[PROBLEM REQUIREMENTS] Work through the data line by line, gathering every line that has the word "移动端大图地址".

○ ○ ○

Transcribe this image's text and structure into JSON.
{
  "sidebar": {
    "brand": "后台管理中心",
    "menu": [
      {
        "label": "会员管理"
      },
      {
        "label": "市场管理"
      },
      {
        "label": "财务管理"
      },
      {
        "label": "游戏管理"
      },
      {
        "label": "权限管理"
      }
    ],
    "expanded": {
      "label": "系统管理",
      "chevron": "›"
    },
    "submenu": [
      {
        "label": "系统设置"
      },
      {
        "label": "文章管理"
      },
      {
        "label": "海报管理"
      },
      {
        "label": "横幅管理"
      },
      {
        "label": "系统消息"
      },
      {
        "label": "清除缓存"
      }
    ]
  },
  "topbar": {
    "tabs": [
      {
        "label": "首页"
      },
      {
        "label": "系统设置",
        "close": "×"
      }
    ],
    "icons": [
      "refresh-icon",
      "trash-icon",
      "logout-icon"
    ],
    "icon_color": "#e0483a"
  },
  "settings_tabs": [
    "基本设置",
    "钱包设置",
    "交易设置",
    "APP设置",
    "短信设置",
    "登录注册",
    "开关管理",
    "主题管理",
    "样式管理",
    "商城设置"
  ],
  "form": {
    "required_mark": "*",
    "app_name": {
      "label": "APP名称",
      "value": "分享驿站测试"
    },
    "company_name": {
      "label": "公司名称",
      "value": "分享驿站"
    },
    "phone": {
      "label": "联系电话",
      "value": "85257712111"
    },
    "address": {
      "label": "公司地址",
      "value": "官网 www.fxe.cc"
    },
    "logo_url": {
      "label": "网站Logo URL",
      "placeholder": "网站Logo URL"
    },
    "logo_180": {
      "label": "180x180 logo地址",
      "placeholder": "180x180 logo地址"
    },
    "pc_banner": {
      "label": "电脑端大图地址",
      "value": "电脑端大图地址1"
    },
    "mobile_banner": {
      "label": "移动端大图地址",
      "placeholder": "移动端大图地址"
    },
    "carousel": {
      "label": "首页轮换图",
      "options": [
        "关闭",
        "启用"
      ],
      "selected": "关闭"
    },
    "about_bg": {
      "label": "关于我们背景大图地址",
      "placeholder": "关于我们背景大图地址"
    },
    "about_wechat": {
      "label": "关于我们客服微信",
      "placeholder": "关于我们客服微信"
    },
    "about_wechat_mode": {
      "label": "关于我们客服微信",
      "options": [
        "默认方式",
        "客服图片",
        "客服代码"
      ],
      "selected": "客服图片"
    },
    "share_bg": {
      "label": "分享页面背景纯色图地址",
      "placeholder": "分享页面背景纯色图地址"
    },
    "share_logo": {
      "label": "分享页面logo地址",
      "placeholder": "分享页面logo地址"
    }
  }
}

○ ○ ○

[THE COMPLETED TASK]
      "label": "移动端大图地址",
      "placeholder": "移动端大图地址"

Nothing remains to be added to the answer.